Il y a quelques jours, la Cité de l’architecture et du Patrimoine a lancé une campagne de crowdfunding (financement participatif) pour la restauration d’une exceptionnelle (et monumentale !) maquette du Mont-Saint-Michel : un colosse de plus de deux mètres et de 1500 kg !
En juillet, je m’étais rendue dans les réserves du musée, en Bourgogne, pour suivre le tournage de la vidéo promotionnelle qui accompagne la campagne de mécénat. Ce voyage m’a fourni l’occasion de réaliser de nombreuses photographies de l’œuvre et un entretien avec la conservatrice à l’origine de ce projet, dont voici le compte-rendu.

Restaurer le Mont-Saint-Michel dans le dernier tiers du XIXe siècle
Au milieu du XIXe siècle, le Mont-Saint-Michel est dans un état déplorable : transformé en prison, plusieurs fois victime d’incendie, ce joyau architectural médiéval menace de tomber en ruines. Consciente de cette situation catastrophique, l’administration envoie en 1872 un architecte pour évaluer l’état du Mont. Il s’agit d’Édouard Jules Corroyer (1835-1904), élève de Viollet-Le-Duc et architecte à la Commission des Monuments historiques. Pendant plusieurs mois, il réalise des relevés architecturaux et étudie le monument dans son ensemble. Suite à ses observations, le Mont-Saint-Michel est classé monument historique en 1874 : il faut alors le sauver, le restaurer. Tout logiquement, Corroyer reçoit la charge des travaux, qui commencent en 1878. L’architecte a eu le temps de murir son projet, s’appuyant sur l’importante documentation qu’il a rassemblée durant son étude, parmi laquelle des clichés commandés au photographe Durandelle (dont nous avons déjà parlé dans un précédent billet).

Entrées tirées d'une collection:
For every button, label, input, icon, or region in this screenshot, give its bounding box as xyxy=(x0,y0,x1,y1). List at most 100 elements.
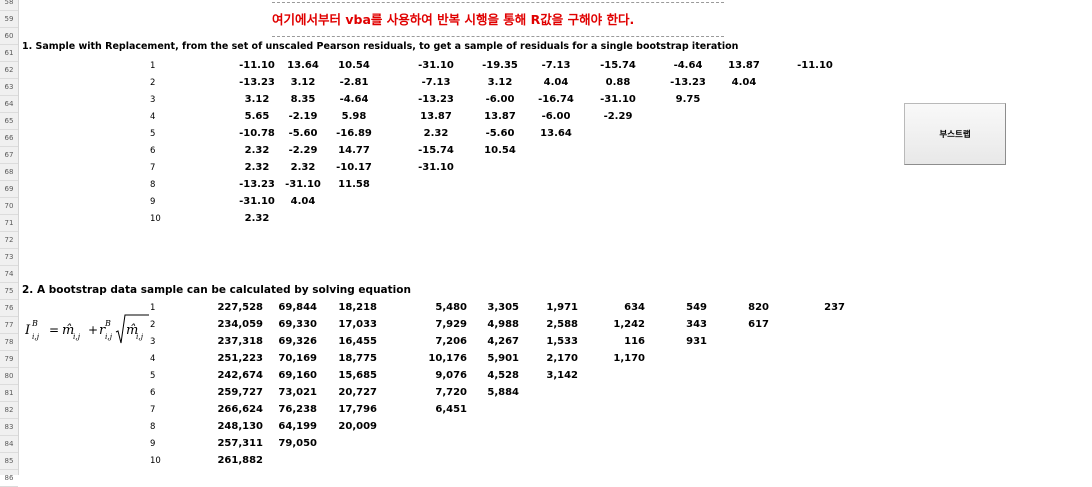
row-header[interactable]: 73 xyxy=(0,249,18,266)
residual-cell[interactable]: 4.04 xyxy=(731,77,757,88)
residual-cell[interactable]: -10.17 xyxy=(336,162,372,173)
bootstrap-value-cell[interactable]: 237 xyxy=(824,302,845,313)
residual-cell[interactable]: -16.74 xyxy=(538,94,574,105)
row-header[interactable]: 83 xyxy=(0,419,18,436)
bootstrap-value-cell[interactable]: 234,059 xyxy=(217,319,263,330)
row-header[interactable]: 70 xyxy=(0,198,18,215)
bootstrap-value-cell[interactable]: 4,988 xyxy=(487,319,519,330)
residual-cell[interactable]: 10.54 xyxy=(338,60,370,71)
bootstrap-value-cell[interactable]: 2,588 xyxy=(546,319,578,330)
bootstrap-value-cell[interactable]: 73,021 xyxy=(278,387,317,398)
row-header[interactable]: 62 xyxy=(0,62,18,79)
bootstrap-value-cell[interactable]: 820 xyxy=(748,302,769,313)
row-header[interactable]: 60 xyxy=(0,28,18,45)
residual-cell[interactable]: -10.78 xyxy=(239,128,275,139)
row-header[interactable]: 75 xyxy=(0,283,18,300)
residual-cell[interactable]: -31.10 xyxy=(239,196,275,207)
residual-cell[interactable]: -6.00 xyxy=(541,111,571,122)
bootstrap-value-cell[interactable]: 931 xyxy=(686,336,707,347)
residual-cell[interactable]: -13.23 xyxy=(418,94,454,105)
row-header[interactable]: 74 xyxy=(0,266,18,283)
bootstrap-value-cell[interactable]: 18,218 xyxy=(338,302,377,313)
residual-cell[interactable]: -7.13 xyxy=(541,60,571,71)
row-header[interactable]: 78 xyxy=(0,334,18,351)
residual-cell[interactable]: -4.64 xyxy=(339,94,369,105)
residual-cell[interactable]: 13.87 xyxy=(420,111,452,122)
residual-cell[interactable]: 4.04 xyxy=(290,196,316,207)
residual-cell[interactable]: 13.87 xyxy=(484,111,516,122)
bootstrap-value-cell[interactable]: 9,076 xyxy=(435,370,467,381)
bootstrap-value-cell[interactable]: 242,674 xyxy=(217,370,263,381)
residual-cell[interactable]: 3.12 xyxy=(487,77,513,88)
bootstrap-value-cell[interactable]: 17,033 xyxy=(338,319,377,330)
row-header[interactable]: 86 xyxy=(0,470,18,487)
bootstrap-value-cell[interactable]: 634 xyxy=(624,302,645,313)
row-header[interactable]: 72 xyxy=(0,232,18,249)
residual-cell[interactable]: -31.10 xyxy=(418,162,454,173)
row-header[interactable]: 84 xyxy=(0,436,18,453)
bootstrap-value-cell[interactable]: 259,727 xyxy=(217,387,263,398)
residual-cell[interactable]: -2.29 xyxy=(288,145,318,156)
residual-cell[interactable]: -13.23 xyxy=(239,179,275,190)
bootstrap-value-cell[interactable]: 248,130 xyxy=(217,421,263,432)
residual-cell[interactable]: 0.88 xyxy=(605,77,631,88)
residual-cell[interactable]: -16.89 xyxy=(336,128,372,139)
bootstrap-value-cell[interactable]: 1,170 xyxy=(613,353,645,364)
bootstrap-value-cell[interactable]: 6,451 xyxy=(435,404,467,415)
row-header[interactable]: 71 xyxy=(0,215,18,232)
residual-cell[interactable]: -7.13 xyxy=(421,77,451,88)
residual-cell[interactable]: -11.10 xyxy=(239,60,275,71)
residual-cell[interactable]: 9.75 xyxy=(675,94,701,105)
bootstrap-value-cell[interactable]: 257,311 xyxy=(217,438,263,449)
row-header[interactable]: 58 xyxy=(0,0,18,11)
bootstrap-value-cell[interactable]: 69,330 xyxy=(278,319,317,330)
row-header[interactable]: 81 xyxy=(0,385,18,402)
bootstrap-value-cell[interactable]: 15,685 xyxy=(338,370,377,381)
residual-cell[interactable]: 13.64 xyxy=(287,60,319,71)
residual-cell[interactable]: 2.32 xyxy=(244,145,270,156)
row-header[interactable]: 76 xyxy=(0,300,18,317)
residual-cell[interactable]: 2.32 xyxy=(423,128,449,139)
residual-cell[interactable]: -31.10 xyxy=(285,179,321,190)
residual-cell[interactable]: 8.35 xyxy=(290,94,316,105)
bootstrap-value-cell[interactable]: 116 xyxy=(624,336,645,347)
residual-cell[interactable]: -2.81 xyxy=(339,77,369,88)
row-header[interactable]: 64 xyxy=(0,96,18,113)
residual-cell[interactable]: 11.58 xyxy=(338,179,370,190)
bootstrap-value-cell[interactable]: 266,624 xyxy=(217,404,263,415)
row-header[interactable]: 65 xyxy=(0,113,18,130)
bootstrap-value-cell[interactable]: 16,455 xyxy=(338,336,377,347)
row-header[interactable]: 85 xyxy=(0,453,18,470)
bootstrap-value-cell[interactable]: 261,882 xyxy=(217,455,263,466)
bootstrap-value-cell[interactable]: 70,169 xyxy=(278,353,317,364)
residual-cell[interactable]: -2.19 xyxy=(288,111,318,122)
row-header[interactable]: 77 xyxy=(0,317,18,334)
bootstrap-value-cell[interactable]: 76,238 xyxy=(278,404,317,415)
row-header[interactable]: 66 xyxy=(0,130,18,147)
residual-cell[interactable]: -15.74 xyxy=(600,60,636,71)
bootstrap-value-cell[interactable]: 18,775 xyxy=(338,353,377,364)
bootstrap-value-cell[interactable]: 7,206 xyxy=(435,336,467,347)
residual-cell[interactable]: -31.10 xyxy=(418,60,454,71)
residual-cell[interactable]: -11.10 xyxy=(797,60,833,71)
bootstrap-value-cell[interactable]: 4,267 xyxy=(487,336,519,347)
residual-cell[interactable]: 2.32 xyxy=(244,162,270,173)
row-header[interactable]: 59 xyxy=(0,11,18,28)
bootstrap-value-cell[interactable]: 69,160 xyxy=(278,370,317,381)
residual-cell[interactable]: -2.29 xyxy=(603,111,633,122)
bootstrap-value-cell[interactable]: 10,176 xyxy=(428,353,467,364)
residual-cell[interactable]: -13.23 xyxy=(239,77,275,88)
bootstrap-value-cell[interactable]: 79,050 xyxy=(278,438,317,449)
bootstrap-value-cell[interactable]: 3,305 xyxy=(487,302,519,313)
residual-cell[interactable]: 2.32 xyxy=(290,162,316,173)
residual-cell[interactable]: 5.65 xyxy=(244,111,270,122)
residual-cell[interactable]: 5.98 xyxy=(341,111,367,122)
bootstrap-value-cell[interactable]: 1,971 xyxy=(546,302,578,313)
bootstrap-button[interactable]: 부스트랩 xyxy=(904,103,1006,165)
bootstrap-value-cell[interactable]: 7,720 xyxy=(435,387,467,398)
bootstrap-value-cell[interactable]: 1,242 xyxy=(613,319,645,330)
bootstrap-value-cell[interactable]: 251,223 xyxy=(217,353,263,364)
row-header[interactable]: 68 xyxy=(0,164,18,181)
bootstrap-value-cell[interactable]: 3,142 xyxy=(546,370,578,381)
bootstrap-value-cell[interactable]: 7,929 xyxy=(435,319,467,330)
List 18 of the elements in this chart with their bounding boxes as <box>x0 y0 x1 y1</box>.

• **Consigne**: Pouvez-vous citer mot pour mot le passage du texte sur le Mont-Saint-Michel qui va de « Il y a quelques » à « voici le compte-rendu. » ?

• **Réponse**:
Il y a quelques jours, la Cité de l’architecture et du Patrimoine a lancé une campagne de crowdfunding (financement participatif) pour la restauration d’une exceptionnelle (et monumentale !) maquette du Mont-Saint-Michel : un colosse de plus de deux mètres et de 1500 kg !
En juillet, je m’étais rendue dans les réserves du musée, en Bourgogne, pour suivre le tournage de la vidéo promotionnelle qui accompagne la campagne de mécénat. Ce voyage m’a fourni l’occasion de réaliser de nombreuses photographies de l’œuvre et un entretien avec la conservatrice à l’origine de ce projet, dont voici le compte-rendu.